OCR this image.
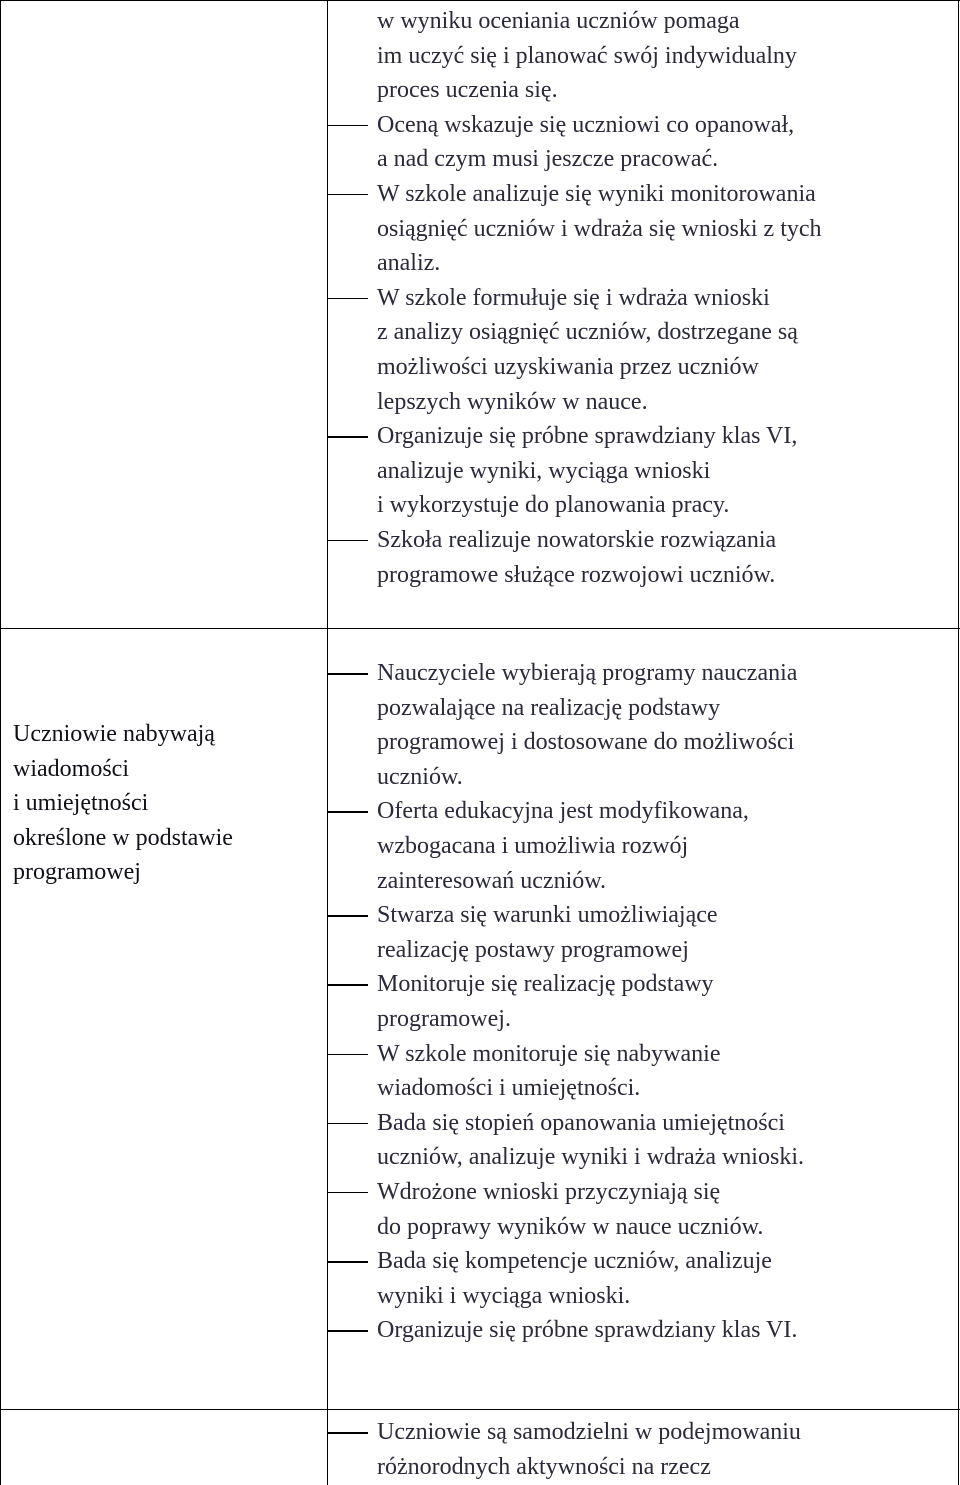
w wyniku oceniania uczniów pomaga
im uczyć się i planować swój indywidualny
proces uczenia się.
Oceną wskazuje się uczniowi co opanował,
a nad czym musi jeszcze pracować.
W szkole analizuje się wyniki monitorowania
osiągnięć uczniów i wdraża się wnioski z tych
analiz.
W szkole formułuje się i wdraża wnioski
z analizy osiągnięć uczniów, dostrzegane są
możliwości uzyskiwania przez uczniów
lepszych wyników w nauce.
Organizuje się próbne sprawdziany klas VI,
analizuje wyniki, wyciąga wnioski
i wykorzystuje do planowania pracy.
Szkoła realizuje nowatorskie rozwiązania
programowe służące rozwojowi uczniów.
Uczniowie nabywają
wiadomości
i umiejętności
określone w podstawie
programowej
Nauczyciele wybierają programy nauczania
pozwalające na realizację podstawy
programowej i dostosowane do możliwości
uczniów.
Oferta edukacyjna jest modyfikowana,
wzbogacana i umożliwia rozwój
zainteresowań uczniów.
Stwarza się warunki umożliwiające
realizację postawy programowej
Monitoruje się realizację podstawy
programowej.
W szkole monitoruje się nabywanie
wiadomości i umiejętności.
Bada się stopień opanowania umiejętności
uczniów, analizuje wyniki i wdraża wnioski.
Wdrożone wnioski przyczyniają się
do poprawy wyników w nauce uczniów.
Bada się kompetencje uczniów, analizuje
wyniki i wyciąga wnioski.
Organizuje się próbne sprawdziany klas VI.
Uczniowie są samodzielni w podejmowaniu
różnorodnych aktywności na rzecz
· · · · · · ·
- Set exercise -
Reproduce all of the material exactly, apart from the pictures.

- Written solution -
OCR this image.
w wyniku oceniania uczniów pomaga
im uczyć się i planować swój indywidualny
proces uczenia się.
Oceną wskazuje się uczniowi co opanował,
a nad czym musi jeszcze pracować.
W szkole analizuje się wyniki monitorowania
osiągnięć uczniów i wdraża się wnioski z tych
analiz.
W szkole formułuje się i wdraża wnioski
z analizy osiągnięć uczniów, dostrzegane są
możliwości uzyskiwania przez uczniów
lepszych wyników w nauce.
Organizuje się próbne sprawdziany klas VI,
analizuje wyniki, wyciąga wnioski
i wykorzystuje do planowania pracy.
Szkoła realizuje nowatorskie rozwiązania
programowe służące rozwojowi uczniów.
Uczniowie nabywają
wiadomości
i umiejętności
określone w podstawie
programowej
Nauczyciele wybierają programy nauczania
pozwalające na realizację podstawy
programowej i dostosowane do możliwości
uczniów.
Oferta edukacyjna jest modyfikowana,
wzbogacana i umożliwia rozwój
zainteresowań uczniów.
Stwarza się warunki umożliwiające
realizację postawy programowej
Monitoruje się realizację podstawy
programowej.
W szkole monitoruje się nabywanie
wiadomości i umiejętności.
Bada się stopień opanowania umiejętności
uczniów, analizuje wyniki i wdraża wnioski.
Wdrożone wnioski przyczyniają się
do poprawy wyników w nauce uczniów.
Bada się kompetencje uczniów, analizuje
wyniki i wyciąga wnioski.
Organizuje się próbne sprawdziany klas VI.
Uczniowie są samodzielni w podejmowaniu
różnorodnych aktywności na rzecz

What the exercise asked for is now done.